**Task details**. Give the number of lines containing the word "this", and nothing else.

Rows from a dataset
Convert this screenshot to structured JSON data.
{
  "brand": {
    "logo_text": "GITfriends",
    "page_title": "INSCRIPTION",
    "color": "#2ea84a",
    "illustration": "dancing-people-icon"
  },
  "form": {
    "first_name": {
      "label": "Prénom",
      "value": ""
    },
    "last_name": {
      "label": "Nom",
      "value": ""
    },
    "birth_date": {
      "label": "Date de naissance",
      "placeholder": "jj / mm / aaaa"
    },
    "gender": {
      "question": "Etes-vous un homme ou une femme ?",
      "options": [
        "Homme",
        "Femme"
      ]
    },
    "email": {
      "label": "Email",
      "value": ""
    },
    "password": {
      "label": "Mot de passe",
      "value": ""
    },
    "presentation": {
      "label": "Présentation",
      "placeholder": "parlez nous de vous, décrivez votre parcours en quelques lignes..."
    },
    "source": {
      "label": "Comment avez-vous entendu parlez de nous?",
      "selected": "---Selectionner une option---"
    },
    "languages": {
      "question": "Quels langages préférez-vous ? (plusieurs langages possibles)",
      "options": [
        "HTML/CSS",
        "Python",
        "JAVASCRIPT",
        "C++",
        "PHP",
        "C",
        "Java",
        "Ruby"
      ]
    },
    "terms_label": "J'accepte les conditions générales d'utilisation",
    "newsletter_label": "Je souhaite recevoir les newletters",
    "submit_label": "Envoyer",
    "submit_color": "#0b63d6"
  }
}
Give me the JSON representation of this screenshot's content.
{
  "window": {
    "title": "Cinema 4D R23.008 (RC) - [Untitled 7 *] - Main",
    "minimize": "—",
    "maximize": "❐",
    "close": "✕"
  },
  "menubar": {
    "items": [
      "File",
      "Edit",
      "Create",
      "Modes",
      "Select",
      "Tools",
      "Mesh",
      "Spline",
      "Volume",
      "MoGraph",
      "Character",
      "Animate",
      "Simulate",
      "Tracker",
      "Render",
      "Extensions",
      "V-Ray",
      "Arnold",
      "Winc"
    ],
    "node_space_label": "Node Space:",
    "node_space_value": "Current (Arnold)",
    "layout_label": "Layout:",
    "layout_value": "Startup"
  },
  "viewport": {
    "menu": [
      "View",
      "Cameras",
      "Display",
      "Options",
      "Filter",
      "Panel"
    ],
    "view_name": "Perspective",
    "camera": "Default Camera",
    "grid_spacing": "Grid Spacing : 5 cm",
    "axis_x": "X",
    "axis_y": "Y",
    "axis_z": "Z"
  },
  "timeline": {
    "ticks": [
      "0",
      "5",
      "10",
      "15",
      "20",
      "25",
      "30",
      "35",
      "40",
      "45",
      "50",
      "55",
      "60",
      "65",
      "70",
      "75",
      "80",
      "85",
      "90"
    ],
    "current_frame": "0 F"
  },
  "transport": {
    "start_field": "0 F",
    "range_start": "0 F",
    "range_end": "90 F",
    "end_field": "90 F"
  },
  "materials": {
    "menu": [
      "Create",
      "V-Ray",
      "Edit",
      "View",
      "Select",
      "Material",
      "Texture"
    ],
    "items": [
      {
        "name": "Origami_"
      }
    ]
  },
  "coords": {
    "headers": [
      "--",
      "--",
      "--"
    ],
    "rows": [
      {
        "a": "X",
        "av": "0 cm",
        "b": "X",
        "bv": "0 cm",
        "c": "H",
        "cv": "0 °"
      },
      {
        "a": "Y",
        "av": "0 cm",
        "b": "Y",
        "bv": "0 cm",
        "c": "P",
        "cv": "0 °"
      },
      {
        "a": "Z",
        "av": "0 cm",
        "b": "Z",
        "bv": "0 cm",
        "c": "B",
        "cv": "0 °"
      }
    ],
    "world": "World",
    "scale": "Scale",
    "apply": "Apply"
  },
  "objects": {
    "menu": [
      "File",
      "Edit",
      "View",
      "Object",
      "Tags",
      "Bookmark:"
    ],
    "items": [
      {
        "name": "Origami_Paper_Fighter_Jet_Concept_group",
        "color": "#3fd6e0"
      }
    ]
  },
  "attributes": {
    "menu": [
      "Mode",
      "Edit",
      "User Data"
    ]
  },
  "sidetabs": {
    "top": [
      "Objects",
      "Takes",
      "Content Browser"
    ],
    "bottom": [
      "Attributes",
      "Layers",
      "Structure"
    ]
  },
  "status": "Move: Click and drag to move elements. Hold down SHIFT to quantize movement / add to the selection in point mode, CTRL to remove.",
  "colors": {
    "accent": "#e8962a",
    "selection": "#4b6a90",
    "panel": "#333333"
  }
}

**Written answer**. 2